[Records about charts and figures]
— Start —

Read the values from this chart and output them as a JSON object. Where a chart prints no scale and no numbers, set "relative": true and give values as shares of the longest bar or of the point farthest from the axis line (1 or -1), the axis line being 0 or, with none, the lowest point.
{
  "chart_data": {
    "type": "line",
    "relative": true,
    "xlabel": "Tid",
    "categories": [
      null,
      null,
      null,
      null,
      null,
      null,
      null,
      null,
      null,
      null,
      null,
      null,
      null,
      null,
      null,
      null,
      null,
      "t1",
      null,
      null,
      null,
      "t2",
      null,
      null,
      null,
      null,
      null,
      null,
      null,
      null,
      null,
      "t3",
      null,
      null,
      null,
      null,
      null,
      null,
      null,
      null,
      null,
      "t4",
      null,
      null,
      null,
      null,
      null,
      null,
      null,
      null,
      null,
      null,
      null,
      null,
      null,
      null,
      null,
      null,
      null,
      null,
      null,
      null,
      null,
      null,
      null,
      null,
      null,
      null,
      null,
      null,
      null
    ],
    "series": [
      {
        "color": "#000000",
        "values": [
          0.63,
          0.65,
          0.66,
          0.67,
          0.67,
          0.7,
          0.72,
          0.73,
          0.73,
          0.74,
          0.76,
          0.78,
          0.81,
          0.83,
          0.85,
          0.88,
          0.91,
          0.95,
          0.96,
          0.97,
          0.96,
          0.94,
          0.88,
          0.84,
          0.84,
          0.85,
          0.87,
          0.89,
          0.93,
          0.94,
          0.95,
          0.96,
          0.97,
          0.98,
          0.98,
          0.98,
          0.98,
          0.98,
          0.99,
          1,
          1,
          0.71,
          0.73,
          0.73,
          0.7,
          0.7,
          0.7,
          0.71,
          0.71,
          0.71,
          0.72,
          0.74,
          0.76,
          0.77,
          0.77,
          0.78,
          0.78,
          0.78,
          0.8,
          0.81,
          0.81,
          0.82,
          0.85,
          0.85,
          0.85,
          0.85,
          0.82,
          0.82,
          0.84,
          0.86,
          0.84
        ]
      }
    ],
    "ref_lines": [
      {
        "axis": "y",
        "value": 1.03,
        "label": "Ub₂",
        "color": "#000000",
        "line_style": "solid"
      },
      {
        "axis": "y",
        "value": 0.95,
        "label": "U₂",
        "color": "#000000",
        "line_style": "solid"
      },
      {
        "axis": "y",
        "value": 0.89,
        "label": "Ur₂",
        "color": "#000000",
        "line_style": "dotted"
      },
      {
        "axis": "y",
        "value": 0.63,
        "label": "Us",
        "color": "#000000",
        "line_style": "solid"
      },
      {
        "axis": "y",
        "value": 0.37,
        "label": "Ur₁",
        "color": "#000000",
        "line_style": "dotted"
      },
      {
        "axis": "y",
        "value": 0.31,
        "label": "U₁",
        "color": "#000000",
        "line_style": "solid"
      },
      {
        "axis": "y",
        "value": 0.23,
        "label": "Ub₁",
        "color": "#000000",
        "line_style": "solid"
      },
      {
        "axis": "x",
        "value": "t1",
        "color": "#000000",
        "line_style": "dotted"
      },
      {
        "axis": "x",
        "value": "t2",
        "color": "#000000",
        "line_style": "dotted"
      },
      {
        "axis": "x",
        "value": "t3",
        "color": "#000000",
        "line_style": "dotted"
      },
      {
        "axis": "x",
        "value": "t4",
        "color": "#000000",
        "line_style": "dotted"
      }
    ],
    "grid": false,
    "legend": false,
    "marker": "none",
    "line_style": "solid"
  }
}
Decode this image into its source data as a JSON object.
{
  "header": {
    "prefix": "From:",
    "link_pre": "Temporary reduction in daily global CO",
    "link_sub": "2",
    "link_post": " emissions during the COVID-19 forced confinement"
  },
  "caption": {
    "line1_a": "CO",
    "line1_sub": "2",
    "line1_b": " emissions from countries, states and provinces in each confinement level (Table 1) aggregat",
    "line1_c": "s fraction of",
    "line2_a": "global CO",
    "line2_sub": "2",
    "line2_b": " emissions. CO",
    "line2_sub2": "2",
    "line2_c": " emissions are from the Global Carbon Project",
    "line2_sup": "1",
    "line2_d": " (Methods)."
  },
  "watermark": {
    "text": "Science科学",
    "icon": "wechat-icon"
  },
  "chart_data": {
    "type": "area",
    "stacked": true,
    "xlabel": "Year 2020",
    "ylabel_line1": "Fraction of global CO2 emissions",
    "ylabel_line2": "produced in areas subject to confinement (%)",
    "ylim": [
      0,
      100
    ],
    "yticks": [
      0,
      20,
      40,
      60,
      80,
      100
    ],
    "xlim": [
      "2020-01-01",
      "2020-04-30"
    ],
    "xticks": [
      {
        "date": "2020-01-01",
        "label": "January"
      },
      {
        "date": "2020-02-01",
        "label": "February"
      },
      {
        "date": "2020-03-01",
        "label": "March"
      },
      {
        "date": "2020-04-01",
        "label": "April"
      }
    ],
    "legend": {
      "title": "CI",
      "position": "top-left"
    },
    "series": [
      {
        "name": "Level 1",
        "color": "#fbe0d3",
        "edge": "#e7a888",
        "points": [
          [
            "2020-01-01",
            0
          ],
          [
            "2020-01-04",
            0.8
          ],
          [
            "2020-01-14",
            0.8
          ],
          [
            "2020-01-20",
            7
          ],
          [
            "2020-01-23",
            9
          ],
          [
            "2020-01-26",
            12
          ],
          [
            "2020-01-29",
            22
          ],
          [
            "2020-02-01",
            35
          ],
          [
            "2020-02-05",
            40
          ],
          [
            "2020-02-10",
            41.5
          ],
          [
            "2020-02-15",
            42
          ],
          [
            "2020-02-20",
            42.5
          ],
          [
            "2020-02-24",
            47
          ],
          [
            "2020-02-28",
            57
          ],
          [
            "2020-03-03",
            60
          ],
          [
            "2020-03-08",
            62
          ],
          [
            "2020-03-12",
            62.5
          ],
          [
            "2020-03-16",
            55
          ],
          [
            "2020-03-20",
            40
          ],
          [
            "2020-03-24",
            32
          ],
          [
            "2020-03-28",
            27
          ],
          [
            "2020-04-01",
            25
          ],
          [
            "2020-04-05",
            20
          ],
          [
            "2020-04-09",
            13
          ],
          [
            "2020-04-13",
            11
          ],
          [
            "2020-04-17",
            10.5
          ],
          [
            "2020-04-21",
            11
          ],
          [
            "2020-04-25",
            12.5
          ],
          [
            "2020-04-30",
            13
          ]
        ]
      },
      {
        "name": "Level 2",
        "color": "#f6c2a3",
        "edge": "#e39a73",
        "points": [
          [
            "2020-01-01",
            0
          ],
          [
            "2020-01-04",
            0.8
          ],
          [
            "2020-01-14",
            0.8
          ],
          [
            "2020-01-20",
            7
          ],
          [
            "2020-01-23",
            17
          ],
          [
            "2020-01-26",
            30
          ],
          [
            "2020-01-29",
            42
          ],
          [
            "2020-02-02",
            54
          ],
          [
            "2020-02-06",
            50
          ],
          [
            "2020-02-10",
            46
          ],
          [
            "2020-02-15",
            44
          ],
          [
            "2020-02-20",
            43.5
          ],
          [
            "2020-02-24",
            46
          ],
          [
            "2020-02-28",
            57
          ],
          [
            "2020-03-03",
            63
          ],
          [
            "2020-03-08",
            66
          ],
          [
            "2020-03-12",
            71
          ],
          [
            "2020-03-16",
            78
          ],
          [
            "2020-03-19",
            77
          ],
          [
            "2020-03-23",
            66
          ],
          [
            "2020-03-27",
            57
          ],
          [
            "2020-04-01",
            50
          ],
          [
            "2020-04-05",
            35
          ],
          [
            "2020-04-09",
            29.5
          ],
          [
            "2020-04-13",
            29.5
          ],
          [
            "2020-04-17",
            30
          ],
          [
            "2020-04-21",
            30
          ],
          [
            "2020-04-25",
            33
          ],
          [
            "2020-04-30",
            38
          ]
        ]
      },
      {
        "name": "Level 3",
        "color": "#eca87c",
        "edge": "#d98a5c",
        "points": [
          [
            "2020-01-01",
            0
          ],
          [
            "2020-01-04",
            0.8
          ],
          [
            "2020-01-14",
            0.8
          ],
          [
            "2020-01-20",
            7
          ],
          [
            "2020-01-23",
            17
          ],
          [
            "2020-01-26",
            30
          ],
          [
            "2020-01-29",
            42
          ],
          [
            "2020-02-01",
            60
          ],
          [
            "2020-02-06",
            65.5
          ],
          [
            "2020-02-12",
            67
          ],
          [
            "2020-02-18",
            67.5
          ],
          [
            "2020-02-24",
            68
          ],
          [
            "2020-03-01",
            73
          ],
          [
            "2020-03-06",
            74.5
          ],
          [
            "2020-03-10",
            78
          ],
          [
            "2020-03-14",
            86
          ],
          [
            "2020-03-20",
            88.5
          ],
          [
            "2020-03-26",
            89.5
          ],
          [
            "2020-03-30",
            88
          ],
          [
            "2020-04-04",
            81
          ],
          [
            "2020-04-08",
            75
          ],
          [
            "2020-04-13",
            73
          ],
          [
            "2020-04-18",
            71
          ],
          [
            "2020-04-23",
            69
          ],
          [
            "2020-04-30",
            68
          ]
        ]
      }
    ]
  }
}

— End —

WHAT TO PRODUCE:
Sift through the entries and copy every line with "date".

ANSWER TO THE TASK:
        "date": "2020-01-01",
        "date": "2020-02-01",
        "date": "2020-03-01",
        "date": "2020-04-01",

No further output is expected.